## What this task involves
Count how many lines in this material contain "User". The answer is that number alone.

## Records to use
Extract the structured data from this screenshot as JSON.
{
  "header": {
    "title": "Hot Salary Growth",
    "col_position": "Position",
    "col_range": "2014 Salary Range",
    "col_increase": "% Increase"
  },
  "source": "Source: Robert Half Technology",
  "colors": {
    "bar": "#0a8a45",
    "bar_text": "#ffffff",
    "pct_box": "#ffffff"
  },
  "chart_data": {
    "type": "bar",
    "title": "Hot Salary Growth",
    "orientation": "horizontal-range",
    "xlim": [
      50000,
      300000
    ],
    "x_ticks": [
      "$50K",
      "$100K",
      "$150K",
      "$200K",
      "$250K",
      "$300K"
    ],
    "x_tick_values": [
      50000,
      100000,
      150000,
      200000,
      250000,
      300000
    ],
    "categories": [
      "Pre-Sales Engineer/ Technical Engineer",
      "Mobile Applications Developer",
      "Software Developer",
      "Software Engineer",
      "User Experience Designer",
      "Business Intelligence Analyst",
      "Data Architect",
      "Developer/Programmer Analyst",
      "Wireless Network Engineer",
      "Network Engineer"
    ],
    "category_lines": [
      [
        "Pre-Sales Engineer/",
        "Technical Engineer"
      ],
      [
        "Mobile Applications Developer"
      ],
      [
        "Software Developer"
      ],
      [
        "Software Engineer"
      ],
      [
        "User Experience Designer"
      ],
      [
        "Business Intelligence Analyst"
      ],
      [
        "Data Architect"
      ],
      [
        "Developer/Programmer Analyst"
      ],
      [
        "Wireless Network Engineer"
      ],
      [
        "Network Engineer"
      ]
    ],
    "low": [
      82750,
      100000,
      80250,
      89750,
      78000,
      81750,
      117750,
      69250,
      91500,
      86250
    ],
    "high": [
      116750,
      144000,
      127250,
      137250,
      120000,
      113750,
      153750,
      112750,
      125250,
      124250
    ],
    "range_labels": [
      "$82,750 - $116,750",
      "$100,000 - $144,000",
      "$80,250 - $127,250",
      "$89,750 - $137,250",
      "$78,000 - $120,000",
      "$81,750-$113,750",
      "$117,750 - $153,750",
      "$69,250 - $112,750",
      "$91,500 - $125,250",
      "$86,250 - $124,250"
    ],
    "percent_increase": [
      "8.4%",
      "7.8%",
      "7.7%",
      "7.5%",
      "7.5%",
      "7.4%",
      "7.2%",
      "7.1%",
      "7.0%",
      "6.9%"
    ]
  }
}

---

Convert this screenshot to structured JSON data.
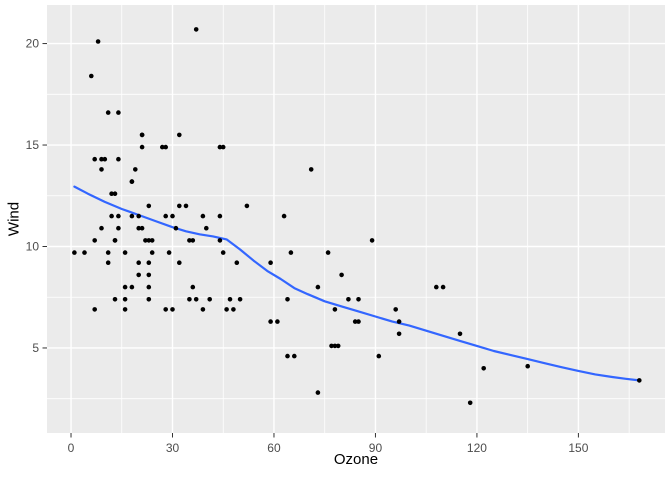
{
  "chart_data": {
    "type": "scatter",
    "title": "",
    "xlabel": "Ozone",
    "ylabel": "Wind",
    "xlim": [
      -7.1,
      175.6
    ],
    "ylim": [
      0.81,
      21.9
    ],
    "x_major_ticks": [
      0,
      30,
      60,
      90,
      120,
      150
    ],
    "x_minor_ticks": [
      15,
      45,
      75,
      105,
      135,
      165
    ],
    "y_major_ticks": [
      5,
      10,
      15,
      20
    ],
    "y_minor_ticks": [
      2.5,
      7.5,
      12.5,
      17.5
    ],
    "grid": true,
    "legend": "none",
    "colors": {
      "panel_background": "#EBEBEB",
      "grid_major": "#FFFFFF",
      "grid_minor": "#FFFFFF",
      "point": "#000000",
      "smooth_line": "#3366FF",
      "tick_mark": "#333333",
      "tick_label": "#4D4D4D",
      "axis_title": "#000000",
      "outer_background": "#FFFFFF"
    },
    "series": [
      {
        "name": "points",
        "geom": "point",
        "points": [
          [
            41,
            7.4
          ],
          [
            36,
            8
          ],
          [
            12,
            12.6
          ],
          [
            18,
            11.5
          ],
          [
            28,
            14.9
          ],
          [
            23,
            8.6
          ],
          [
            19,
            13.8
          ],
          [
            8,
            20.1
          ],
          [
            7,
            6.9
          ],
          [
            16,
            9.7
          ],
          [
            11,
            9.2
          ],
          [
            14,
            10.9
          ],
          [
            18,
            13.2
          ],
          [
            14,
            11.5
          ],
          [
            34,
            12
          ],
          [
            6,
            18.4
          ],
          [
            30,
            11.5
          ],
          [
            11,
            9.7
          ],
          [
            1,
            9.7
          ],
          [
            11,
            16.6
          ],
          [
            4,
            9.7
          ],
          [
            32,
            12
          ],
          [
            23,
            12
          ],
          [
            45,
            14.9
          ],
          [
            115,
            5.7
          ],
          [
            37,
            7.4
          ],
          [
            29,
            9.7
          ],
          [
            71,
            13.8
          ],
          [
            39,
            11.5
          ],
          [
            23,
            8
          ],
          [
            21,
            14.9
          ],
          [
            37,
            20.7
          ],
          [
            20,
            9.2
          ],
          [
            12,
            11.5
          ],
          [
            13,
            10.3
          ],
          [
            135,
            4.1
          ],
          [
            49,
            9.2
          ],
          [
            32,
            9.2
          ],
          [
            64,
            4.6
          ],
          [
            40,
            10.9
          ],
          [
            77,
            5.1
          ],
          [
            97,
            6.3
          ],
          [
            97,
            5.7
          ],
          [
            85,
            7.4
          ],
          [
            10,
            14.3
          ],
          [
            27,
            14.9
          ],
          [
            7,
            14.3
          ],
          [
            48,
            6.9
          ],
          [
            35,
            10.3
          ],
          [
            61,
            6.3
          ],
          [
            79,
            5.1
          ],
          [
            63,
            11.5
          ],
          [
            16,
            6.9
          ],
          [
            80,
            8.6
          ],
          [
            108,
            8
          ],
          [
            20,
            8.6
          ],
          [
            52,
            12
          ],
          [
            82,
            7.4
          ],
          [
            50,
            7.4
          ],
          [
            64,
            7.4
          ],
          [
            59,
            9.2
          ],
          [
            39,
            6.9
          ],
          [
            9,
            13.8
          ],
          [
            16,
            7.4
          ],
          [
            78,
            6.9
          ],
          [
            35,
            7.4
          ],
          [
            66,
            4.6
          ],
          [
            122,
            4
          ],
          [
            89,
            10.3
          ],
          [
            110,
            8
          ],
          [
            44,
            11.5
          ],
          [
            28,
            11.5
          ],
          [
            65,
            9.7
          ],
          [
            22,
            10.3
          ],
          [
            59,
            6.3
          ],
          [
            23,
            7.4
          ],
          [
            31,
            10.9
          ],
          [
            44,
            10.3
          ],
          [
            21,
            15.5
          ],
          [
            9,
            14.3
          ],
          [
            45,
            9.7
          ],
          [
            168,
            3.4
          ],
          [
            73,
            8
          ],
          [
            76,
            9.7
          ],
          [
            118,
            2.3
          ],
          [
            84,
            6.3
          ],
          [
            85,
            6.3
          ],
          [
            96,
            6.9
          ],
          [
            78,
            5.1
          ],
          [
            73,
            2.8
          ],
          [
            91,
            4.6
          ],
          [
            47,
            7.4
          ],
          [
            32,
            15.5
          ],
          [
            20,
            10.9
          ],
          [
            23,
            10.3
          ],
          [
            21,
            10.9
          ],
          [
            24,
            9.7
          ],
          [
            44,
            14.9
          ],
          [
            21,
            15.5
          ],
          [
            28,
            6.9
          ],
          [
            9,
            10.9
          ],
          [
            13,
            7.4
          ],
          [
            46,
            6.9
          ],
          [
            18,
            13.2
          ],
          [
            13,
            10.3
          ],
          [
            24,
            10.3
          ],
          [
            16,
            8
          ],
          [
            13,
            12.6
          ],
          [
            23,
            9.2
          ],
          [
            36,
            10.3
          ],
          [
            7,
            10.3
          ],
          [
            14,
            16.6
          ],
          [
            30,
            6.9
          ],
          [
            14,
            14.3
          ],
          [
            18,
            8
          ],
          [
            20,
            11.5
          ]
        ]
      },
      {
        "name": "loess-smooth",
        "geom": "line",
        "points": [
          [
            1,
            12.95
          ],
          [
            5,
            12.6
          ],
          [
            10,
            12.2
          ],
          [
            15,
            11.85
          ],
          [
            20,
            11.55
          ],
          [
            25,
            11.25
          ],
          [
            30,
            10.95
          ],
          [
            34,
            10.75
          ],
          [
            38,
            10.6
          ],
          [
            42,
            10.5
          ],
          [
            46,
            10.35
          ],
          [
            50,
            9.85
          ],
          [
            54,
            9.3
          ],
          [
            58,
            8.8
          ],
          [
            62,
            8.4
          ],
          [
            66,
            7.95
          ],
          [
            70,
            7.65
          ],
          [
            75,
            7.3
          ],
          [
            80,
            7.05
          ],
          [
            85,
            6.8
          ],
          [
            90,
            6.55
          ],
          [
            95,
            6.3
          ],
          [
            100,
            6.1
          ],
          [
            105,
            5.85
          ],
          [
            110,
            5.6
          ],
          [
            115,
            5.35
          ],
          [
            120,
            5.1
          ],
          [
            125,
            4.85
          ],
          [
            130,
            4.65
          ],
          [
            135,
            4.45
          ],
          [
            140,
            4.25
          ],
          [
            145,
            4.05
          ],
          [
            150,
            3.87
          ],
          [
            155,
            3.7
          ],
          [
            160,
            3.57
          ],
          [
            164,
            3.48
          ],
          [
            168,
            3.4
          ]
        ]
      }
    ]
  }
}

## The result
2